═══ THE INPUT ═══
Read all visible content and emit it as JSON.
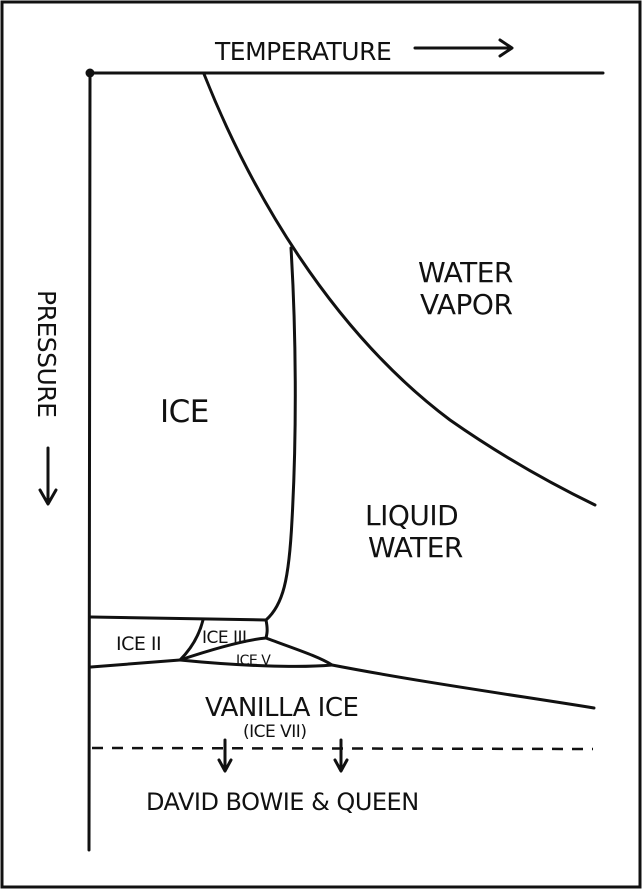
{
  "axes": {
    "temperature_label": "TEMPERATURE",
    "pressure_label": "PRESSURE"
  },
  "regions": {
    "ice": "ICE",
    "water_vapor_line1": "WATER",
    "water_vapor_line2": "VAPOR",
    "liquid_water_line1": "LIQUID",
    "liquid_water_line2": "WATER",
    "ice_ii": "ICE II",
    "ice_iii": "ICE III",
    "ice_v": "ICE V",
    "vanilla_ice": "VANILLA ICE",
    "vanilla_ice_sub": "(ICE VII)",
    "david_bowie_queen": "DAVID BOWIE & QUEEN"
  },
  "colors": {
    "ink": "#111111",
    "background": "#ffffff"
  }
}
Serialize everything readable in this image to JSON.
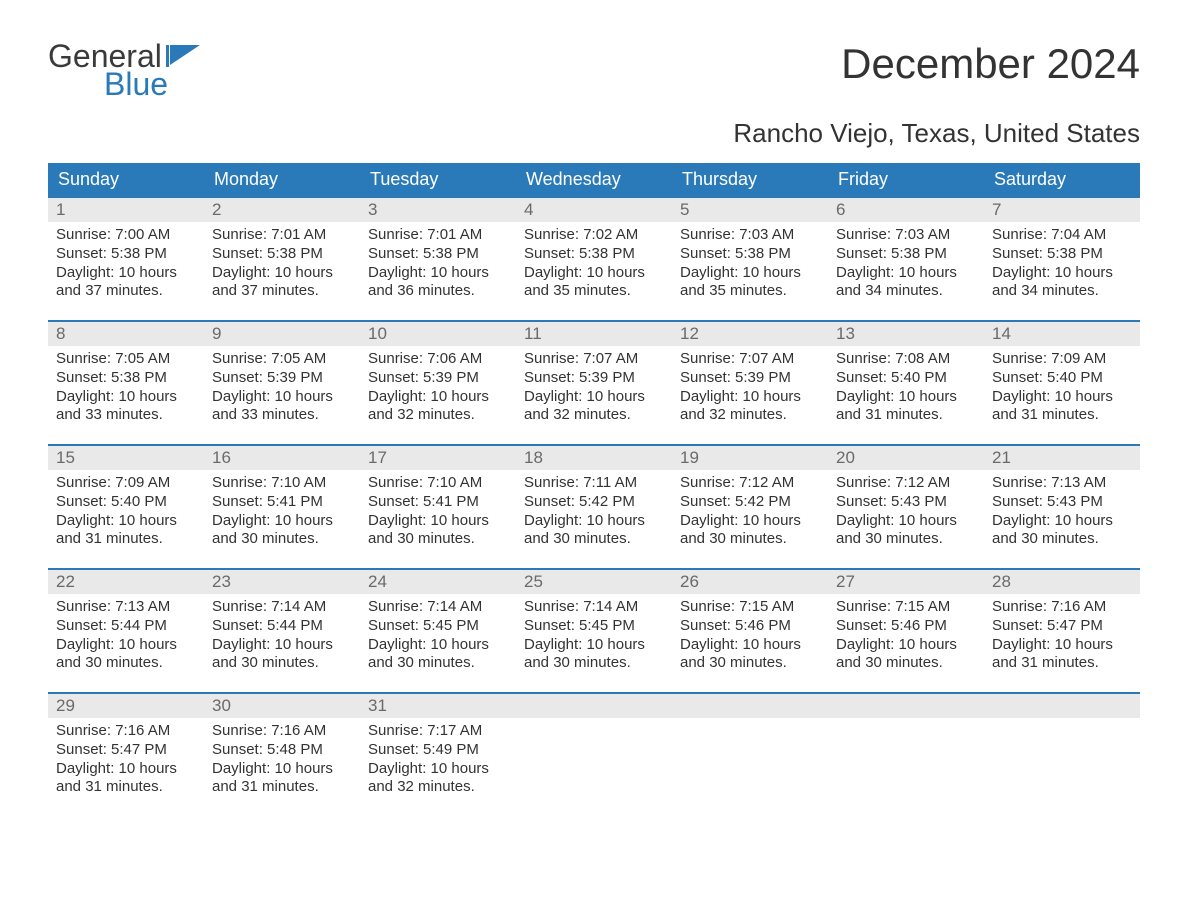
═══
▶ [INSTRUCTIONS FOR THE TASK]:
Exact duplication of all the records is required; pictures are omitted from the copy.

▶ [EXERCISE OUTPUT]:
Read all visible content and emit it as JSON.
{
  "axes": {
    "temperature_label": "TEMPERATURE",
    "pressure_label": "PRESSURE"
  },
  "regions": {
    "ice": "ICE",
    "water_vapor_line1": "WATER",
    "water_vapor_line2": "VAPOR",
    "liquid_water_line1": "LIQUID",
    "liquid_water_line2": "WATER",
    "ice_ii": "ICE II",
    "ice_iii": "ICE III",
    "ice_v": "ICE V",
    "vanilla_ice": "VANILLA ICE",
    "vanilla_ice_sub": "(ICE VII)",
    "david_bowie_queen": "DAVID BOWIE & QUEEN"
  },
  "colors": {
    "ink": "#111111",
    "background": "#ffffff"
  }
}
Serialize everything readable in this image to JSON.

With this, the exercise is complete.